[Stored data]
— Begin —

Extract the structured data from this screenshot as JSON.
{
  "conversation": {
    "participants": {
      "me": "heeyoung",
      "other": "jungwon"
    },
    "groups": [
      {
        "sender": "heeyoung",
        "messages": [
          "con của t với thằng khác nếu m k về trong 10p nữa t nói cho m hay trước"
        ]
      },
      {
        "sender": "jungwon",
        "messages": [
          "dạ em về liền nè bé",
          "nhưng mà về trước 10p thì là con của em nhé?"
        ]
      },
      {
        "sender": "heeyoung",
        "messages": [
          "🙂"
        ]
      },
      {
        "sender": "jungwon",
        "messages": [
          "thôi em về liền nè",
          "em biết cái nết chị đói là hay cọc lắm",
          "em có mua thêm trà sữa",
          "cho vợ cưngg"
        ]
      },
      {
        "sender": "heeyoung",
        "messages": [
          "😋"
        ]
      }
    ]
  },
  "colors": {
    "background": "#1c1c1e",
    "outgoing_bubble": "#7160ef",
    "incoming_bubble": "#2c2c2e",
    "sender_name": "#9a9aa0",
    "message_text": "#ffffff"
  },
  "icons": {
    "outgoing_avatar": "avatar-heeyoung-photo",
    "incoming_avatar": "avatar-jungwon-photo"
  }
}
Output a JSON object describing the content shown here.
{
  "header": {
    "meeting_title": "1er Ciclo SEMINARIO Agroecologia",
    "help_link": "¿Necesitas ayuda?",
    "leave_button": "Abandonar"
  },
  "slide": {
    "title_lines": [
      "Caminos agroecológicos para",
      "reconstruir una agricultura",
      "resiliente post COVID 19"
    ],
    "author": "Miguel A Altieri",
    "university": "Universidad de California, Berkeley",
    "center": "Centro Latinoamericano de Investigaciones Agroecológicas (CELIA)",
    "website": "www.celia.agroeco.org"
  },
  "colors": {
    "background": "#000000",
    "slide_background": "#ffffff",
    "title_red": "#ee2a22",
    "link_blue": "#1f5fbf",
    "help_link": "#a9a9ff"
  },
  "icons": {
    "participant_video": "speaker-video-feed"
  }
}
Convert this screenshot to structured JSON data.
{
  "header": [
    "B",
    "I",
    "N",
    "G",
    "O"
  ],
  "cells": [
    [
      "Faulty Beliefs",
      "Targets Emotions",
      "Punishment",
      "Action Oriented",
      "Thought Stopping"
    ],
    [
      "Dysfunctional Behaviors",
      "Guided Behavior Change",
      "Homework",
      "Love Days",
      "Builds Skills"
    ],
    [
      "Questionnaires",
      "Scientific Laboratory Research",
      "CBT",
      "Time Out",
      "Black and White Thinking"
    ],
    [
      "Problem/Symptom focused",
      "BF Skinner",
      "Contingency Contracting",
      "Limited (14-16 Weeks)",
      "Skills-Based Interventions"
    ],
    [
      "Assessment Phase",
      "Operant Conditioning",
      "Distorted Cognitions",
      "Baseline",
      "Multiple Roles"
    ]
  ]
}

— End —

Exercise: Restate the whole listing exactly, leaving out nothing.

Reply to the exercise:
Extract the structured data from this screenshot as JSON.
{
  "conversation": {
    "participants": {
      "me": "heeyoung",
      "other": "jungwon"
    },
    "groups": [
      {
        "sender": "heeyoung",
        "messages": [
          "con của t với thằng khác nếu m k về trong 10p nữa t nói cho m hay trước"
        ]
      },
      {
        "sender": "jungwon",
        "messages": [
          "dạ em về liền nè bé",
          "nhưng mà về trước 10p thì là con của em nhé?"
        ]
      },
      {
        "sender": "heeyoung",
        "messages": [
          "🙂"
        ]
      },
      {
        "sender": "jungwon",
        "messages": [
          "thôi em về liền nè",
          "em biết cái nết chị đói là hay cọc lắm",
          "em có mua thêm trà sữa",
          "cho vợ cưngg"
        ]
      },
      {
        "sender": "heeyoung",
        "messages": [
          "😋"
        ]
      }
    ]
  },
  "colors": {
    "background": "#1c1c1e",
    "outgoing_bubble": "#7160ef",
    "incoming_bubble": "#2c2c2e",
    "sender_name": "#9a9aa0",
    "message_text": "#ffffff"
  },
  "icons": {
    "outgoing_avatar": "avatar-heeyoung-photo",
    "incoming_avatar": "avatar-jungwon-photo"
  }
}
Output a JSON object describing the content shown here.
{
  "header": {
    "meeting_title": "1er Ciclo SEMINARIO Agroecologia",
    "help_link": "¿Necesitas ayuda?",
    "leave_button": "Abandonar"
  },
  "slide": {
    "title_lines": [
      "Caminos agroecológicos para",
      "reconstruir una agricultura",
      "resiliente post COVID 19"
    ],
    "author": "Miguel A Altieri",
    "university": "Universidad de California, Berkeley",
    "center": "Centro Latinoamericano de Investigaciones Agroecológicas (CELIA)",
    "website": "www.celia.agroeco.org"
  },
  "colors": {
    "background": "#000000",
    "slide_background": "#ffffff",
    "title_red": "#ee2a22",
    "link_blue": "#1f5fbf",
    "help_link": "#a9a9ff"
  },
  "icons": {
    "participant_video": "speaker-video-feed"
  }
}
Convert this screenshot to structured JSON data.
{
  "header": [
    "B",
    "I",
    "N",
    "G",
    "O"
  ],
  "cells": [
    [
      "Faulty Beliefs",
      "Targets Emotions",
      "Punishment",
      "Action Oriented",
      "Thought Stopping"
    ],
    [
      "Dysfunctional Behaviors",
      "Guided Behavior Change",
      "Homework",
      "Love Days",
      "Builds Skills"
    ],
    [
      "Questionnaires",
      "Scientific Laboratory Research",
      "CBT",
      "Time Out",
      "Black and White Thinking"
    ],
    [
      "Problem/Symptom focused",
      "BF Skinner",
      "Contingency Contracting",
      "Limited (14-16 Weeks)",
      "Skills-Based Interventions"
    ],
    [
      "Assessment Phase",
      "Operant Conditioning",
      "Distorted Cognitions",
      "Baseline",
      "Multiple Roles"
    ]
  ]
}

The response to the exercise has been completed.